Check every line below for the word "JSON" and copy the ones that have it.
········
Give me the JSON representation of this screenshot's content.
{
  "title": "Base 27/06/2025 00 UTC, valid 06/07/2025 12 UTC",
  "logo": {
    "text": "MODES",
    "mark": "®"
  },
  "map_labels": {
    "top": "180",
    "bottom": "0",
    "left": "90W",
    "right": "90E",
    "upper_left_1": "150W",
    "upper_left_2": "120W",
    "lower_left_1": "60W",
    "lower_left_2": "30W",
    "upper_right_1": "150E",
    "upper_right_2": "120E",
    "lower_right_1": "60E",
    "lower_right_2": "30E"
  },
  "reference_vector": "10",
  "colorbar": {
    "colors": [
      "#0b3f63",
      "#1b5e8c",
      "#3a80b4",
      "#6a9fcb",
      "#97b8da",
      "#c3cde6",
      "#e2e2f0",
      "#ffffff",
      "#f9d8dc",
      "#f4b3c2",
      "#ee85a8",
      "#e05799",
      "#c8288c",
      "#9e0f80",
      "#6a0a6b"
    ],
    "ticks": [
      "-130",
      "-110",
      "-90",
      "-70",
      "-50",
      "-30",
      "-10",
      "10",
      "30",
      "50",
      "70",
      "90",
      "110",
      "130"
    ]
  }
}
········
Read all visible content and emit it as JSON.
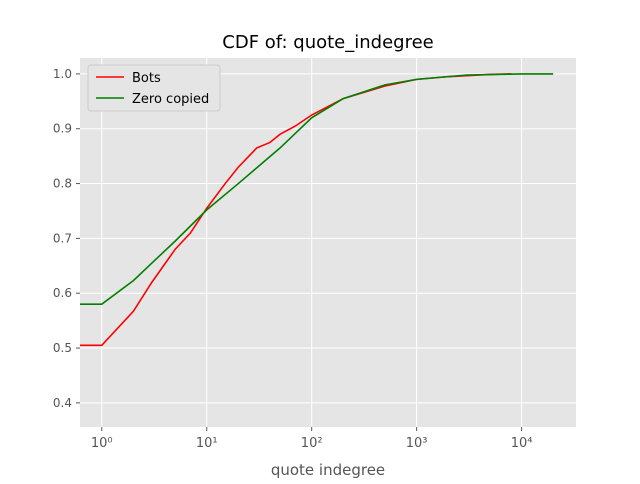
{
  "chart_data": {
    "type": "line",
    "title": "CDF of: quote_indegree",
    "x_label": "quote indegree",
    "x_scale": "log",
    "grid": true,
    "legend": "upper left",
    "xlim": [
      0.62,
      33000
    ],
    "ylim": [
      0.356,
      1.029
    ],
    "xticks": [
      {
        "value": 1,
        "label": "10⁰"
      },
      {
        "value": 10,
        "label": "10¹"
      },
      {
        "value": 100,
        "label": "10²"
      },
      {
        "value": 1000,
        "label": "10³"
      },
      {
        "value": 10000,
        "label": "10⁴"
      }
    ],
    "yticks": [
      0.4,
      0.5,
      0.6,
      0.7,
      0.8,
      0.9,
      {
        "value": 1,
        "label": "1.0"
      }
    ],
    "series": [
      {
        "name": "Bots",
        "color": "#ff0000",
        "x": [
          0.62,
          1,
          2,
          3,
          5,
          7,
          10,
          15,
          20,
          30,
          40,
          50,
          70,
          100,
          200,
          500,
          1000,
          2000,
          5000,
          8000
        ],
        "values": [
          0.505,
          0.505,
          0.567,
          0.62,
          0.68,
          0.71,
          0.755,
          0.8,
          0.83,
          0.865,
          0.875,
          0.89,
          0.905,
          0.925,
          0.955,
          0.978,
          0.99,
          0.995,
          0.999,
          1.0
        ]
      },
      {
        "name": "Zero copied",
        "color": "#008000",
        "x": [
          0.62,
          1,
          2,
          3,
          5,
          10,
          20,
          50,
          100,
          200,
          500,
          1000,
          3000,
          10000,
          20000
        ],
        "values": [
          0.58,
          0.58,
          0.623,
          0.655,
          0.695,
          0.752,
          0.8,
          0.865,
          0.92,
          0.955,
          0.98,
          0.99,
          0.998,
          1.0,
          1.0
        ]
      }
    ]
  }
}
········
# Output of the exercise
Give me the JSON representation of this screenshot's content.
Read all visible content and emit it as JSON.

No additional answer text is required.